SOURCE DOCUMENT:

IMO testing Ryzen with the same RAM that is run on Intel platform is quite fair, actually. Ryzen is marketed as a cheaper alternative, so lets talk about a real-world cost of moving from Intel to Ryzen assuming you already have high-end DDR4 (Intel supports it since late 2014). It's very probable that it won't work with Ryzen (or will ruin it's performance), so you'll need to replace it. 16GB of high-quality DDR4 costs almost as much as a Ryzen 5...
But if you're into some "productivity" tasks: rendering, encoding etc (which Ryzen 7 is clearly great for!), it might happen that you'll have to replace 32 or even 64 GB... And suddenly it might turn out that Ryzen is more expensive than Intel's X99 platform...


----------



## oblivionlord (Apr 17, 2017)

Yes early reviews using engineering samples really arent ideal also considering early adaptor issues especially with ryzen ram which corsair i believe had the first official compatible ram chips above 2666mhz released shortly after ryzen debut. Now the story has changed a bit and we can see a difference in performance due to maturity.

Im quite certain this review was being conducted quite some time earlier than the publishing date so it would be impractical to retest everything soon after thr initial testing. Then again to maintain a loyal fanbase, you have to provide updates and be loyal to your audience.

Still i am skeptic about the 3 games mentioned since their numbers are quite off from other sites.


----------



## Totally (Apr 18, 2017)

notb said:


> 1) Pitty on the game design studios that NEED money from hardware manufacturers. Are games too cheap or what?
> You're telling me I have to pay more for my CPU, because the manufacturer has to support unprofitable game creators?!

TASK DESCRIPTION: Write the next part of the Ryzen forum thread, picking up after its final sentence. The lines that follow come from a separate source and are unrelated to the Ryzen forum thread.

RAW DATA:

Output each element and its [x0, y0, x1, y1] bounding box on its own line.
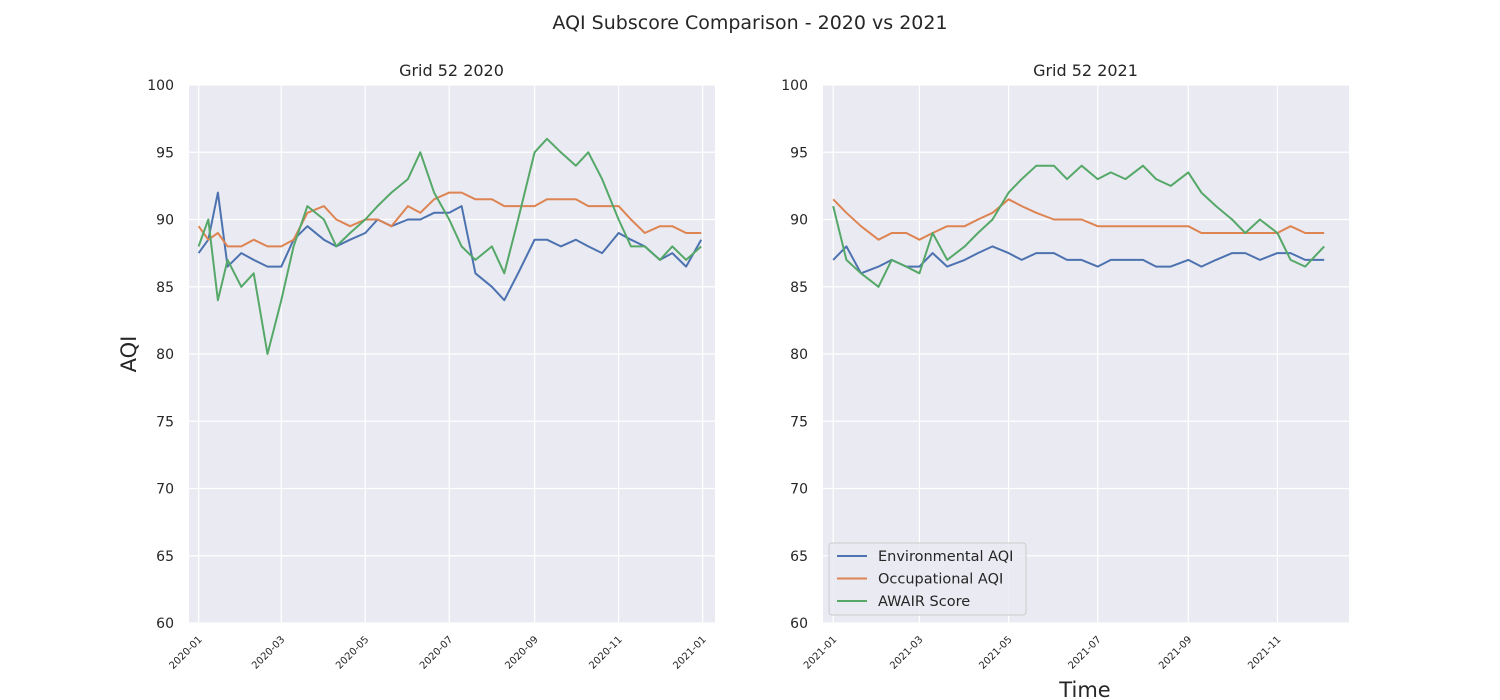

EXERCISE OUTPUT:
Studios would have to charge more because they'd have to take on more engineers to handle the stuff, that was being spoon fed to them by hardware manufacturers, or from not getting free monies or hardware.



> 2) Why would a single architecture manufacturer not offer support for studios? (but not with money for Zeus' sake!)



Ask yourself in a scenario with only one player, what would the benefits/consequences be for supporting, vs. consequences benefits for not supporting. Their hardware is the only platform why would they care if the software runs faster at the benefit consumer? When will be buying the hardware anyway?



> I find this hard to understand. This company would still want it's CPUs to work well with software. IMO you place too much stress on economical principles (importance of competition) and too little on empirical observations.
> For 5 years Intel was ruling the gaming scene and yet it cooperated with studios and was hugely active as a gaming events' sponsor.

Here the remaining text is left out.